* **Task statement**: Go through the records and copy each line where the word "simbolov" occurs.

(Saved data entries)
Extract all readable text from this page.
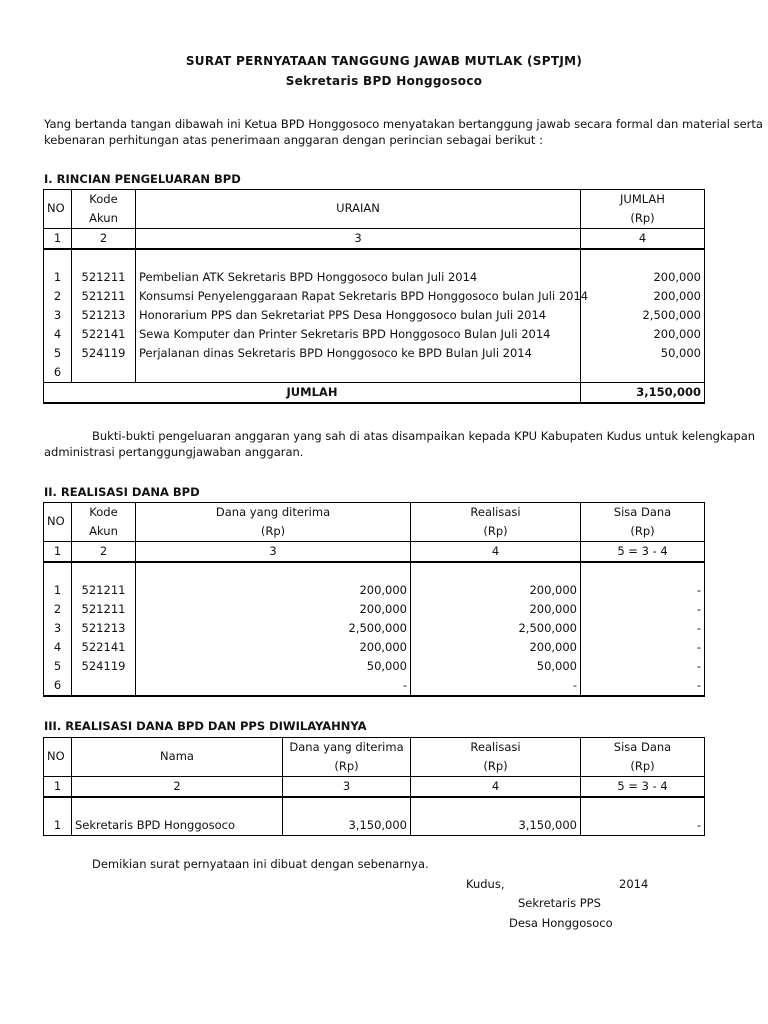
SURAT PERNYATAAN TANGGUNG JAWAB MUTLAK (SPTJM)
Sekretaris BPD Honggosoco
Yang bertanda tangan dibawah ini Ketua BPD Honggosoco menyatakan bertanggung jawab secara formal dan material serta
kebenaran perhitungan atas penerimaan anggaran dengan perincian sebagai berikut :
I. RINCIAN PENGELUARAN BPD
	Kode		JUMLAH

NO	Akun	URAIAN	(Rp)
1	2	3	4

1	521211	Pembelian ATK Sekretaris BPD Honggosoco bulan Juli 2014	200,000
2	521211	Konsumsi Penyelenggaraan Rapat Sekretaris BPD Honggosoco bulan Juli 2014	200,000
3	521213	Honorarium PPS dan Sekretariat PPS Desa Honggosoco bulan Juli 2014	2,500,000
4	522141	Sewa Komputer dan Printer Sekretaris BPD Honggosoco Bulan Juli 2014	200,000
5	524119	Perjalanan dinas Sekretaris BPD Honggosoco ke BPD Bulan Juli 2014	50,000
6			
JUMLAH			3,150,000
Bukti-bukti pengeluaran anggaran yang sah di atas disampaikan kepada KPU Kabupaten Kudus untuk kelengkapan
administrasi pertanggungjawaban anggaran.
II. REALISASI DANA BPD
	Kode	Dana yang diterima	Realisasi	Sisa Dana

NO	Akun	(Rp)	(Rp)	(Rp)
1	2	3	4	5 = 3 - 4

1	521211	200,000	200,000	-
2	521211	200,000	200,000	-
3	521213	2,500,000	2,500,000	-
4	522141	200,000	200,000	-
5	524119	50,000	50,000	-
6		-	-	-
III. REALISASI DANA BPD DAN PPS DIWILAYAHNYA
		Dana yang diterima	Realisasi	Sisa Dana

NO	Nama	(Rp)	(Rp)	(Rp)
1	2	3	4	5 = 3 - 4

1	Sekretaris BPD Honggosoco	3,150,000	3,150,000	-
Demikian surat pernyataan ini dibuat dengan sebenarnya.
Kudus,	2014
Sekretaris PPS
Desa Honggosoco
---
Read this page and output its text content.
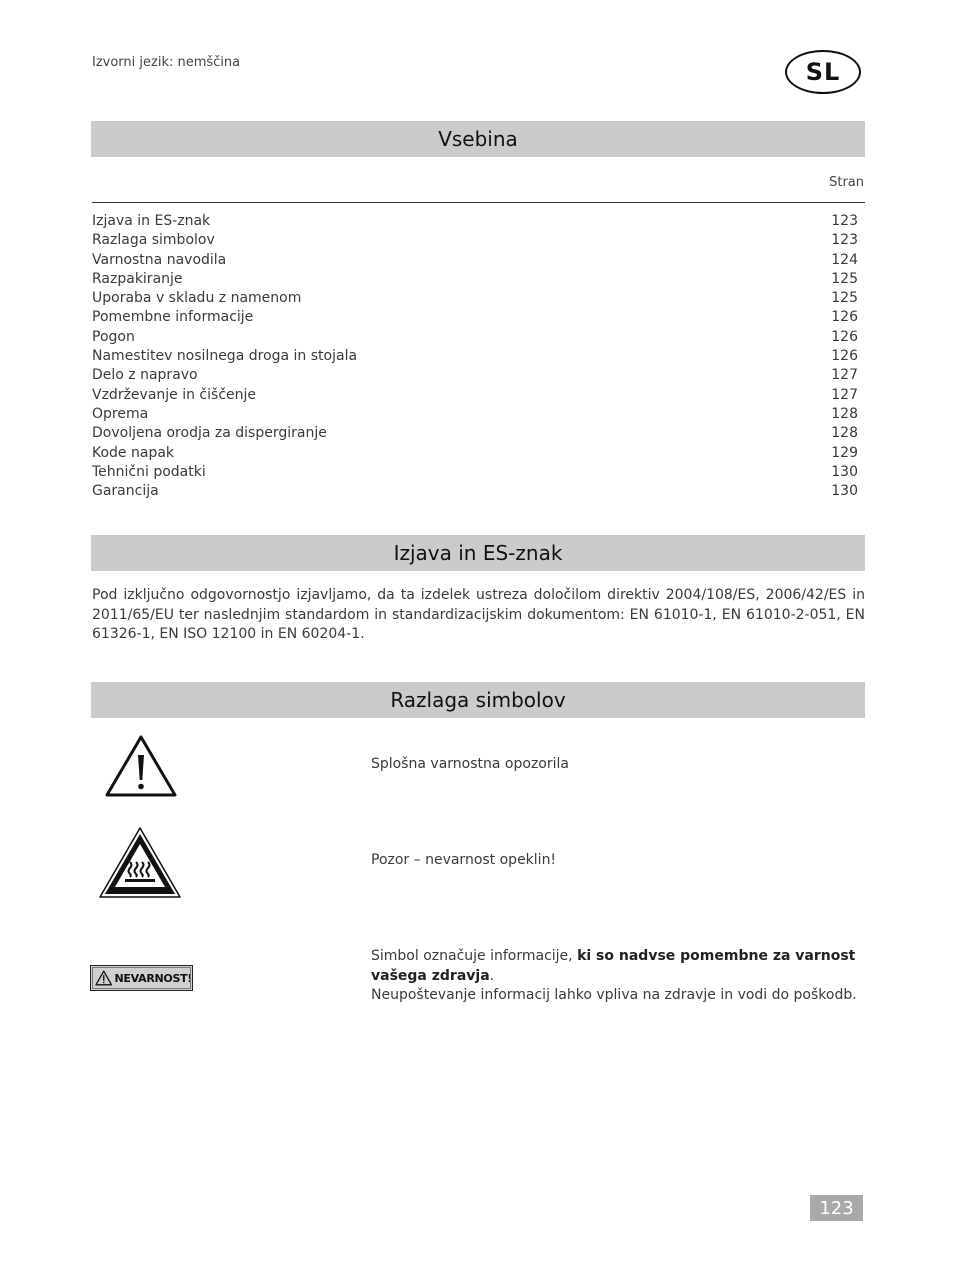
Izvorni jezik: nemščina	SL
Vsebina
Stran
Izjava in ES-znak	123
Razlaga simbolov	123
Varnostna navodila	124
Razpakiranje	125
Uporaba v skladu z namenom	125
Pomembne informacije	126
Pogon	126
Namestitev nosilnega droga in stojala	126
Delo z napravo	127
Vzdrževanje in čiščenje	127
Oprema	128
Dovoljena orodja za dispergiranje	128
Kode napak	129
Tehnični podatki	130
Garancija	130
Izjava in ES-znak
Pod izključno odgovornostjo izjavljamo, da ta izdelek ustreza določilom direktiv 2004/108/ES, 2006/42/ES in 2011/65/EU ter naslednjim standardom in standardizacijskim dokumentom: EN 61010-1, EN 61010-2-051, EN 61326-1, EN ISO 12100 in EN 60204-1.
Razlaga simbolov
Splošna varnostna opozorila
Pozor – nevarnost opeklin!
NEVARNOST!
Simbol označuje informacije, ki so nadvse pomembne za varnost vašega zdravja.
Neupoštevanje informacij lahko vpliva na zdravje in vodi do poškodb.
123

* **Reply to the exercise**:
Razlaga simbolov	123
Razlaga simbolov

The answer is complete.